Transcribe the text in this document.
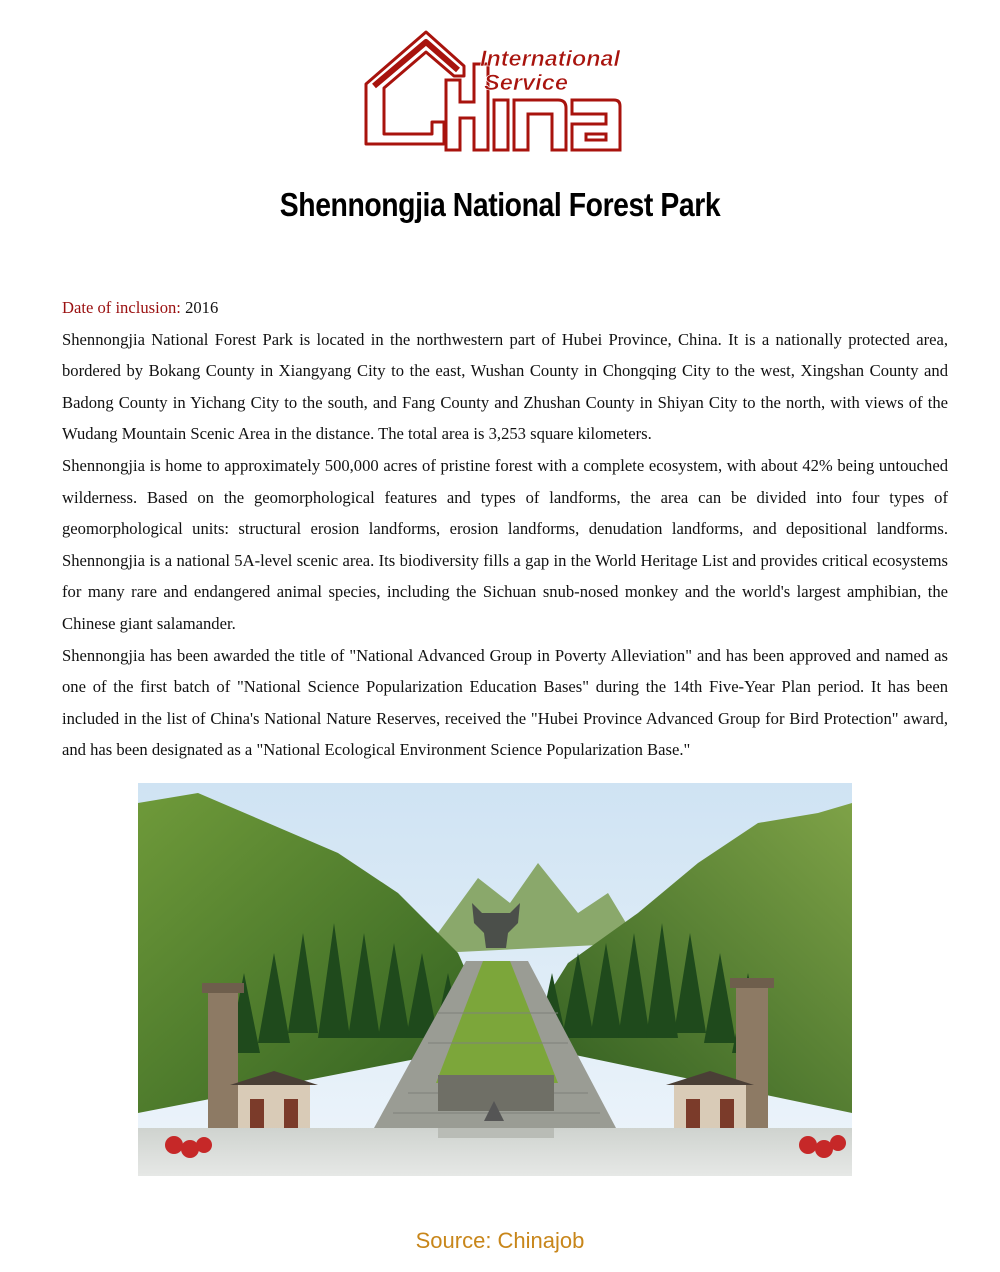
International
Service
Shennongjia National Forest Park

Date of inclusion: 2016

Shennongjia National Forest Park is located in the northwestern part of Hubei Province, China. It is a nationally protected area, bordered by Bokang County in Xiangyang City to the east, Wushan County in Chongqing City to the west, Xingshan County and Badong County in Yichang City to the south, and Fang County and Zhushan County in Shiyan City to the north, with views of the Wudang Mountain Scenic Area in the distance. The total area is 3,253 square kilometers.

Shennongjia is home to approximately 500,000 acres of pristine forest with a complete ecosystem, with about 42% being untouched wilderness. Based on the geomorphological features and types of landforms, the area can be divided into four types of geomorphological units: structural erosion landforms, erosion landforms, denudation landforms, and depositional landforms. Shennongjia is a national 5A-level scenic area. Its biodiversity fills a gap in the World Heritage List and provides critical ecosystems for many rare and endangered animal species, including the Sichuan snub-nosed monkey and the world's largest amphibian, the Chinese giant salamander.

Shennongjia has been awarded the title of "National Advanced Group in Poverty Alleviation" and has been approved and named as one of the first batch of "National Science Popularization Education Bases" during the 14th Five-Year Plan period. It has been included in the list of China's National Nature Reserves, received the "Hubei Province Advanced Group for Bird Protection" award, and has been designated as a "National Ecological Environment Science Popularization Base."

Source: Chinajob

※ ※ ※

Transcribe all of the entries word for word, but skip any pictures they contain.

WRITTEN SOLUTION:
Transcribe the text in this document.
International
Service
Shennongjia National Forest Park

Date of inclusion: 2016

Shennongjia National Forest Park is located in the northwestern part of Hubei Province, China. It is a nationally protected area, bordered by Bokang County in Xiangyang City to the east, Wushan County in Chongqing City to the west, Xingshan County and Badong County in Yichang City to the south, and Fang County and Zhushan County in Shiyan City to the north, with views of the Wudang Mountain Scenic Area in the distance. The total area is 3,253 square kilometers.

Shennongjia is home to approximately 500,000 acres of pristine forest with a complete ecosystem, with about 42% being untouched wilderness. Based on the geomorphological features and types of landforms, the area can be divided into four types of geomorphological units: structural erosion landforms, erosion landforms, denudation landforms, and depositional landforms. Shennongjia is a national 5A-level scenic area. Its biodiversity fills a gap in the World Heritage List and provides critical ecosystems for many rare and endangered animal species, including the Sichuan snub-nosed monkey and the world's largest amphibian, the Chinese giant salamander.

Shennongjia has been awarded the title of "National Advanced Group in Poverty Alleviation" and has been approved and named as one of the first batch of "National Science Popularization Education Bases" during the 14th Five-Year Plan period. It has been included in the list of China's National Nature Reserves, received the "Hubei Province Advanced Group for Bird Protection" award, and has been designated as a "National Ecological Environment Science Popularization Base."

Source: Chinajob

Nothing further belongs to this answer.